Collected data entries

################

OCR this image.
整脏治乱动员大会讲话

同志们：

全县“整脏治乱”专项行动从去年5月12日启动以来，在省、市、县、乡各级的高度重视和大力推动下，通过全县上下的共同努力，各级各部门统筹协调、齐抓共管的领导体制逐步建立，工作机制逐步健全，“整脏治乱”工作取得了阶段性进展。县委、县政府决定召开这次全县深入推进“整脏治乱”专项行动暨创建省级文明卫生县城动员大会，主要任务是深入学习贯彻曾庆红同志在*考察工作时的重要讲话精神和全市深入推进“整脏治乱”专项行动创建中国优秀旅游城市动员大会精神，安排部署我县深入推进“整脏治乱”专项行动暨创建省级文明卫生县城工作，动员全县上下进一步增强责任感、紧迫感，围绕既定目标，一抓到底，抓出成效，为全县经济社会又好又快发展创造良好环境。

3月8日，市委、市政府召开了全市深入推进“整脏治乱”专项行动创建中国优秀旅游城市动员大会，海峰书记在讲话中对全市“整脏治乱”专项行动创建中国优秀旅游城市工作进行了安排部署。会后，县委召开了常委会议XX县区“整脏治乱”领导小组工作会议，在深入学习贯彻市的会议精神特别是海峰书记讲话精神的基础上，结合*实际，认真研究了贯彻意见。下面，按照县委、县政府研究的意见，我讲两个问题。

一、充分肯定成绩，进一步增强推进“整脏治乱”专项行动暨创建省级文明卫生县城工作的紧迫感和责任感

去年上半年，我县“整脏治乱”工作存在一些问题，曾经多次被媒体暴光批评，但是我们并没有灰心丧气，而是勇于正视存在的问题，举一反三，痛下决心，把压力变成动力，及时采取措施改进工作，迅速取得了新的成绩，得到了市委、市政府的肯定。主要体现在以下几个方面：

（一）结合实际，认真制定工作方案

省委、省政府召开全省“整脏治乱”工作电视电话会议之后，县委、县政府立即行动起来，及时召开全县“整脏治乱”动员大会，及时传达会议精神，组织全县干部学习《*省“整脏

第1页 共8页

################

# REQUEST
Copy all the entries verbatim.

# OUTPUT OF THE EXERCISE
OCR this image.
整脏治乱动员大会讲话

同志们：

全县“整脏治乱”专项行动从去年5月12日启动以来，在省、市、县、乡各级的高度重视和大力推动下，通过全县上下的共同努力，各级各部门统筹协调、齐抓共管的领导体制逐步建立，工作机制逐步健全，“整脏治乱”工作取得了阶段性进展。县委、县政府决定召开这次全县深入推进“整脏治乱”专项行动暨创建省级文明卫生县城动员大会，主要任务是深入学习贯彻曾庆红同志在*考察工作时的重要讲话精神和全市深入推进“整脏治乱”专项行动创建中国优秀旅游城市动员大会精神，安排部署我县深入推进“整脏治乱”专项行动暨创建省级文明卫生县城工作，动员全县上下进一步增强责任感、紧迫感，围绕既定目标，一抓到底，抓出成效，为全县经济社会又好又快发展创造良好环境。

3月8日，市委、市政府召开了全市深入推进“整脏治乱”专项行动创建中国优秀旅游城市动员大会，海峰书记在讲话中对全市“整脏治乱”专项行动创建中国优秀旅游城市工作进行了安排部署。会后，县委召开了常委会议XX县区“整脏治乱”领导小组工作会议，在深入学习贯彻市的会议精神特别是海峰书记讲话精神的基础上，结合*实际，认真研究了贯彻意见。下面，按照县委、县政府研究的意见，我讲两个问题。

一、充分肯定成绩，进一步增强推进“整脏治乱”专项行动暨创建省级文明卫生县城工作的紧迫感和责任感

去年上半年，我县“整脏治乱”工作存在一些问题，曾经多次被媒体暴光批评，但是我们并没有灰心丧气，而是勇于正视存在的问题，举一反三，痛下决心，把压力变成动力，及时采取措施改进工作，迅速取得了新的成绩，得到了市委、市政府的肯定。主要体现在以下几个方面：

（一）结合实际，认真制定工作方案

省委、省政府召开全省“整脏治乱”工作电视电话会议之后，县委、县政府立即行动起来，及时召开全县“整脏治乱”动员大会，及时传达会议精神，组织全县干部学习《*省“整脏

第1页 共8页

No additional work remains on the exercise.